WRITTEN PROBLEM :: Make an exact copy of the entries, and keep any pictures out of it.

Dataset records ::
>>>
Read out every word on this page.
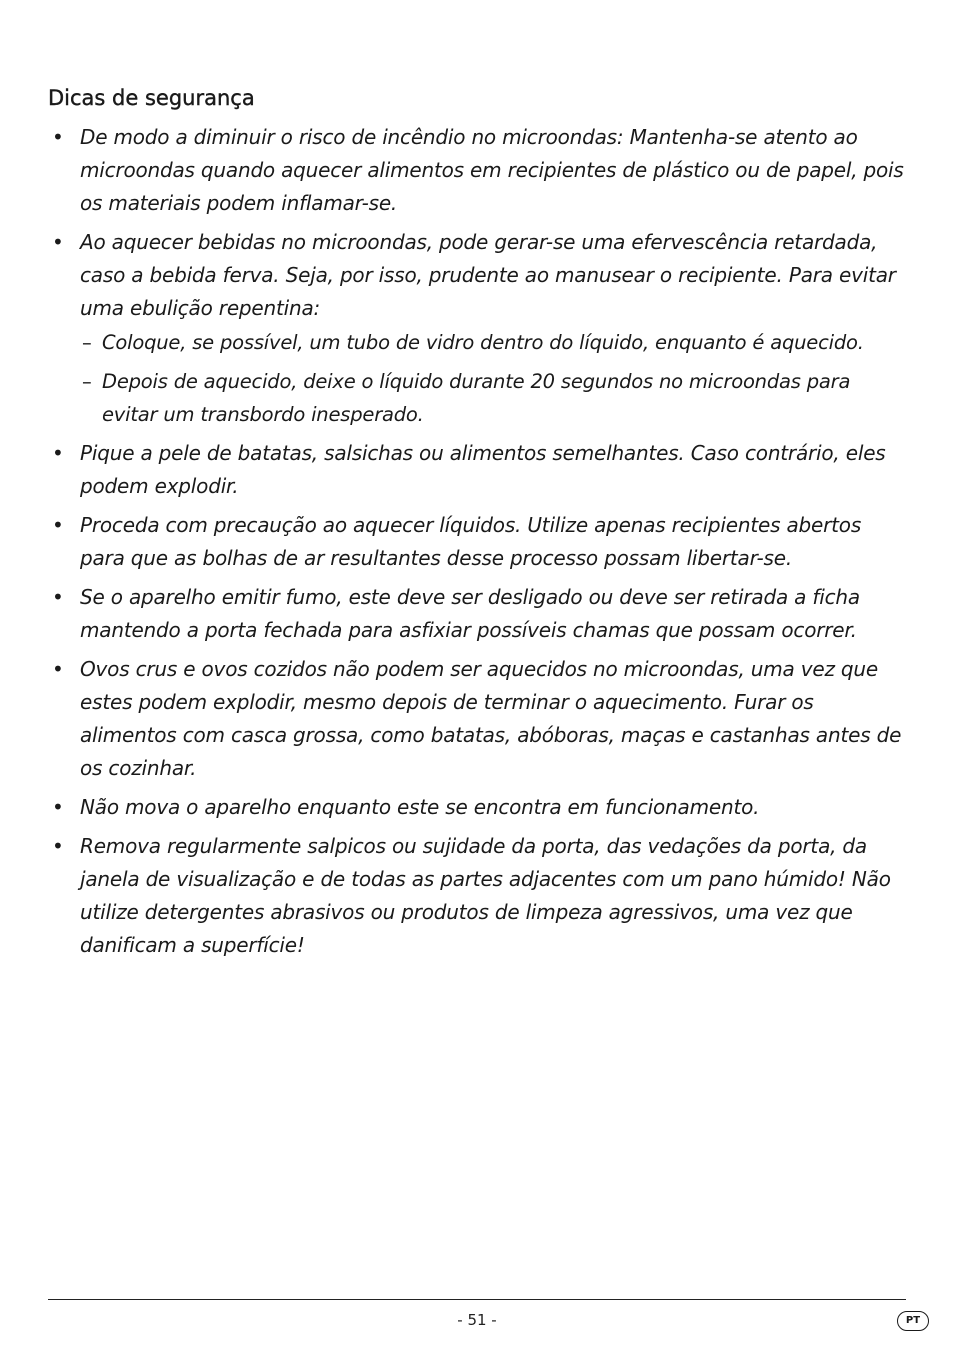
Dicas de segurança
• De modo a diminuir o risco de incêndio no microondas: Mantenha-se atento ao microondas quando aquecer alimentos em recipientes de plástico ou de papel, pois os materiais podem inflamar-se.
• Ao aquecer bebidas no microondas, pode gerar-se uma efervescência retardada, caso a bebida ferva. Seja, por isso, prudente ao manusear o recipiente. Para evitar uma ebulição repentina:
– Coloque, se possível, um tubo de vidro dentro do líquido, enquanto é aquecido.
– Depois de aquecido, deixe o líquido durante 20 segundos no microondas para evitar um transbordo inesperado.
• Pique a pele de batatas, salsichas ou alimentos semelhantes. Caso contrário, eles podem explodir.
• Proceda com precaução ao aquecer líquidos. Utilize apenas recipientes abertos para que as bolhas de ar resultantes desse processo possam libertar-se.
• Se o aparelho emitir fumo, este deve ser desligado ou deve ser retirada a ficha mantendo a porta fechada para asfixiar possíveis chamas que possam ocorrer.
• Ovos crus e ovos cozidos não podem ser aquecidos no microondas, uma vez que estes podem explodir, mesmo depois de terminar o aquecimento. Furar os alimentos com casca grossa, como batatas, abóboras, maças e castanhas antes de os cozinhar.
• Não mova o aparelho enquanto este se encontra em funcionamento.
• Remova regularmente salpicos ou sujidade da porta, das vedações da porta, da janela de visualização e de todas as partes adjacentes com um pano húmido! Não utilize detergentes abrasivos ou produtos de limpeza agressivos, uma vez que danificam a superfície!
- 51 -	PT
<<<
TASK RESULT ::
Read out every word on this page.
Dicas de segurança
• De modo a diminuir o risco de incêndio no microondas: Mantenha-se atento ao microondas quando aquecer alimentos em recipientes de plástico ou de papel, pois os materiais podem inflamar-se.
• Ao aquecer bebidas no microondas, pode gerar-se uma efervescência retardada, caso a bebida ferva. Seja, por isso, prudente ao manusear o recipiente. Para evitar uma ebulição repentina:
– Coloque, se possível, um tubo de vidro dentro do líquido, enquanto é aquecido.
– Depois de aquecido, deixe o líquido durante 20 segundos no microondas para evitar um transbordo inesperado.
• Pique a pele de batatas, salsichas ou alimentos semelhantes. Caso contrário, eles podem explodir.
• Proceda com precaução ao aquecer líquidos. Utilize apenas recipientes abertos para que as bolhas de ar resultantes desse processo possam libertar-se.
• Se o aparelho emitir fumo, este deve ser desligado ou deve ser retirada a ficha mantendo a porta fechada para asfixiar possíveis chamas que possam ocorrer.
• Ovos crus e ovos cozidos não podem ser aquecidos no microondas, uma vez que estes podem explodir, mesmo depois de terminar o aquecimento. Furar os alimentos com casca grossa, como batatas, abóboras, maças e castanhas antes de os cozinhar.
• Não mova o aparelho enquanto este se encontra em funcionamento.
• Remova regularmente salpicos ou sujidade da porta, das vedações da porta, da janela de visualização e de todas as partes adjacentes com um pano húmido! Não utilize detergentes abrasivos ou produtos de limpeza agressivos, uma vez que danificam a superfície!
- 51 -	PT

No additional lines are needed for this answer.